Figure record listings:
━━━
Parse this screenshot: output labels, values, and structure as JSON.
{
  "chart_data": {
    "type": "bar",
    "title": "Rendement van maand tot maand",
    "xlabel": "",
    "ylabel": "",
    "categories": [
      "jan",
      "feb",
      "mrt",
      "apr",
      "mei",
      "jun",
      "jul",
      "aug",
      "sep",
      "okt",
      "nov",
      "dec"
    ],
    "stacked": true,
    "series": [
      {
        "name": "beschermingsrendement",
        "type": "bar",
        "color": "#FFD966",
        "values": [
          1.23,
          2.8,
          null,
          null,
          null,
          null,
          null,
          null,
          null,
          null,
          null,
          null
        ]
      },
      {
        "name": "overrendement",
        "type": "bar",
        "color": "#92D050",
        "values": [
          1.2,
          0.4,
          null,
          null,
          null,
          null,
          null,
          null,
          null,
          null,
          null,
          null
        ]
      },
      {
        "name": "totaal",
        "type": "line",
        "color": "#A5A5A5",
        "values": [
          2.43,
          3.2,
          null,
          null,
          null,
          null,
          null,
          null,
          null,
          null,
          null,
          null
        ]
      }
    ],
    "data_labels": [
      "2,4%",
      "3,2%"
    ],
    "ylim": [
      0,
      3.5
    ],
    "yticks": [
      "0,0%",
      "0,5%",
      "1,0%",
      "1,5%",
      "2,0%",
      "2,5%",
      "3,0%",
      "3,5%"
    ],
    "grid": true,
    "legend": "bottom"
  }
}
━━━
■ DESCRIPTION OF THE TASK ■
In the listing, find all lines with the string "color" and copy them.

■ ANSWER TO THE PROBLEM ■
        "color": "#FFD966",
        "color": "#92D050",
        "color": "#A5A5A5",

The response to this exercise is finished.